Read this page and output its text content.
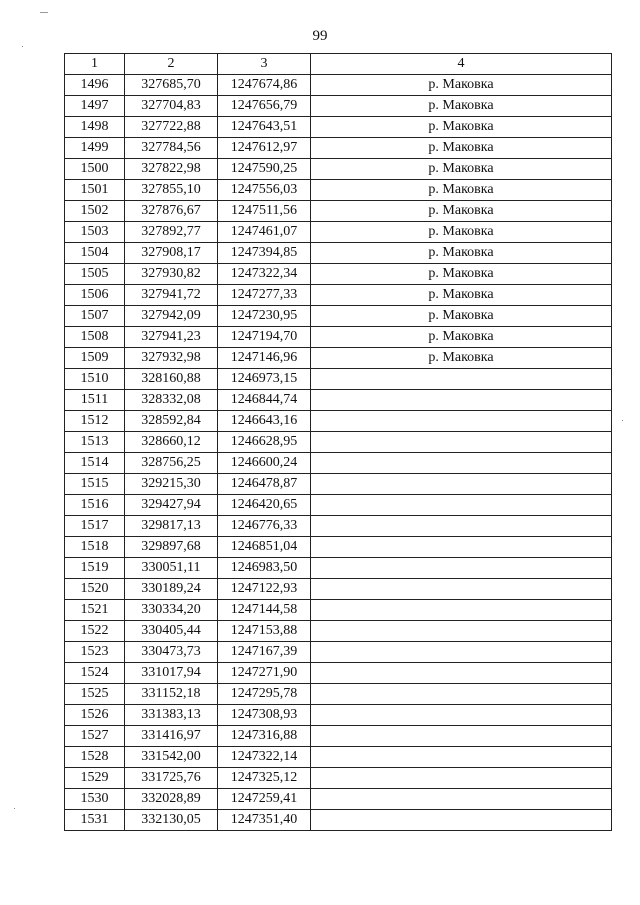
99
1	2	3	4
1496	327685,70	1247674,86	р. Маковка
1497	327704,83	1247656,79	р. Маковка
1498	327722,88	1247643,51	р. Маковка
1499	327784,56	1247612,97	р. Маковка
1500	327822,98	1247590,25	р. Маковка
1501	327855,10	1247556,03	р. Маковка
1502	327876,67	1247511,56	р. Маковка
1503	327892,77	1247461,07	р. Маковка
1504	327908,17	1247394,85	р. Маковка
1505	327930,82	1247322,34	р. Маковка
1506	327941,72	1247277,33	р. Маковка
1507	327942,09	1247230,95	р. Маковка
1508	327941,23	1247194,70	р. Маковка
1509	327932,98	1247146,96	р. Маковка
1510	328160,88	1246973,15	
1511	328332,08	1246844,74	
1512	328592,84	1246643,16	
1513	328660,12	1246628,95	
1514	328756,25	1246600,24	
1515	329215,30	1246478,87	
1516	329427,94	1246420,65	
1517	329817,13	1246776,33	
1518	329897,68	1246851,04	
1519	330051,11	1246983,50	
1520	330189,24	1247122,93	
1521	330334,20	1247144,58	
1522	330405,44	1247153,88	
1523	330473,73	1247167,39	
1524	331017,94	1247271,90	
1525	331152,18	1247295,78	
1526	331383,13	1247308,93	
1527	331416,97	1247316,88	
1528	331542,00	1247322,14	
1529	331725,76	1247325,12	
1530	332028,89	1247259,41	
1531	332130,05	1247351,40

■ ■ ■

_Aim of the exercise_
Give all the lines above again, character for character, without pictures.

_Worked answer_
Read this page and output its text content.
99
1	2	3	4
1496	327685,70	1247674,86	р. Маковка
1497	327704,83	1247656,79	р. Маковка
1498	327722,88	1247643,51	р. Маковка
1499	327784,56	1247612,97	р. Маковка
1500	327822,98	1247590,25	р. Маковка
1501	327855,10	1247556,03	р. Маковка
1502	327876,67	1247511,56	р. Маковка
1503	327892,77	1247461,07	р. Маковка
1504	327908,17	1247394,85	р. Маковка
1505	327930,82	1247322,34	р. Маковка
1506	327941,72	1247277,33	р. Маковка
1507	327942,09	1247230,95	р. Маковка
1508	327941,23	1247194,70	р. Маковка
1509	327932,98	1247146,96	р. Маковка
1510	328160,88	1246973,15	
1511	328332,08	1246844,74	
1512	328592,84	1246643,16	
1513	328660,12	1246628,95	
1514	328756,25	1246600,24	
1515	329215,30	1246478,87	
1516	329427,94	1246420,65	
1517	329817,13	1246776,33	
1518	329897,68	1246851,04	
1519	330051,11	1246983,50	
1520	330189,24	1247122,93	
1521	330334,20	1247144,58	
1522	330405,44	1247153,88	
1523	330473,73	1247167,39	
1524	331017,94	1247271,90	
1525	331152,18	1247295,78	
1526	331383,13	1247308,93	
1527	331416,97	1247316,88	
1528	331542,00	1247322,14	
1529	331725,76	1247325,12	
1530	332028,89	1247259,41	
1531	332130,05	1247351,40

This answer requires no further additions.